(Set task)
Collect each line of the records containing the string "გვარი".

(Record set)
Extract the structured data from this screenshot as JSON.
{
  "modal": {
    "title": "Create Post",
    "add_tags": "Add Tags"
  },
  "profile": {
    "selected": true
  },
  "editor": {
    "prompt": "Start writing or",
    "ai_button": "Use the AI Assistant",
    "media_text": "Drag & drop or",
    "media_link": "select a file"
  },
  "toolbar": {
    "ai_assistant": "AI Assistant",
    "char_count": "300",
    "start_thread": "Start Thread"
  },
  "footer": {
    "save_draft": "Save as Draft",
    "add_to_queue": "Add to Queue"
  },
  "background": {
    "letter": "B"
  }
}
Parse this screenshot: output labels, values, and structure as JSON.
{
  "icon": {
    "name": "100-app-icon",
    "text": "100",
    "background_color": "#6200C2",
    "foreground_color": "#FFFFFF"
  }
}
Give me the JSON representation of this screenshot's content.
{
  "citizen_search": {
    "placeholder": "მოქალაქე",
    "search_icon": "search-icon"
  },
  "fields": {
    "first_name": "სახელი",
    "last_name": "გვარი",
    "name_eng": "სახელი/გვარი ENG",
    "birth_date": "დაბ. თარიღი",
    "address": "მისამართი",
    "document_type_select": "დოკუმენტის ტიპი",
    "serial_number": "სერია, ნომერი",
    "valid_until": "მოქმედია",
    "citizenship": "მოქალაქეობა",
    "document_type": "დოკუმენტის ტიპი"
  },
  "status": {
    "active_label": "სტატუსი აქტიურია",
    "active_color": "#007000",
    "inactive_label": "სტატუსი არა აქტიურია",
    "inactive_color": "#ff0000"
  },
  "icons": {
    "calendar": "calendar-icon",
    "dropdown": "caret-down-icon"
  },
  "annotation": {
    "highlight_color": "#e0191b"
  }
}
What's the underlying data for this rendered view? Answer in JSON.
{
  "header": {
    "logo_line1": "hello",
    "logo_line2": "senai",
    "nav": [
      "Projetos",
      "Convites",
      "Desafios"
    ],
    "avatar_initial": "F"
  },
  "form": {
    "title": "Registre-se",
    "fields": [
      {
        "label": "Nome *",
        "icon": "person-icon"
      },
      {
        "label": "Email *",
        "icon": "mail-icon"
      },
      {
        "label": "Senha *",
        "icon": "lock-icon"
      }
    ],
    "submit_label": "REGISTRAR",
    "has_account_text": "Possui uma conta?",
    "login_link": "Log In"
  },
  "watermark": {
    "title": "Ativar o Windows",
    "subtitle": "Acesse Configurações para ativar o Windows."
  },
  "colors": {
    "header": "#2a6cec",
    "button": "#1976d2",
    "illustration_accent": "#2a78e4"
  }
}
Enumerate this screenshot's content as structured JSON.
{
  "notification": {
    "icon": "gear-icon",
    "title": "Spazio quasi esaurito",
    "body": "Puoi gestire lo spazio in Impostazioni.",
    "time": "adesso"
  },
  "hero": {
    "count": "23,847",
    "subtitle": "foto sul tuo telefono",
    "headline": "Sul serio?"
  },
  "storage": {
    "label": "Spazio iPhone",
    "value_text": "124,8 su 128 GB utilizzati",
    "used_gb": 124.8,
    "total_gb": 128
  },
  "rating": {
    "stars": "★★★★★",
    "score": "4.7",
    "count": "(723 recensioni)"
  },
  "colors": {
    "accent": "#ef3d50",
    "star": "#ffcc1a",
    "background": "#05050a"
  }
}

(Correct result)
    "last_name": "გვარი",
    "name_eng": "სახელი/გვარი ENG",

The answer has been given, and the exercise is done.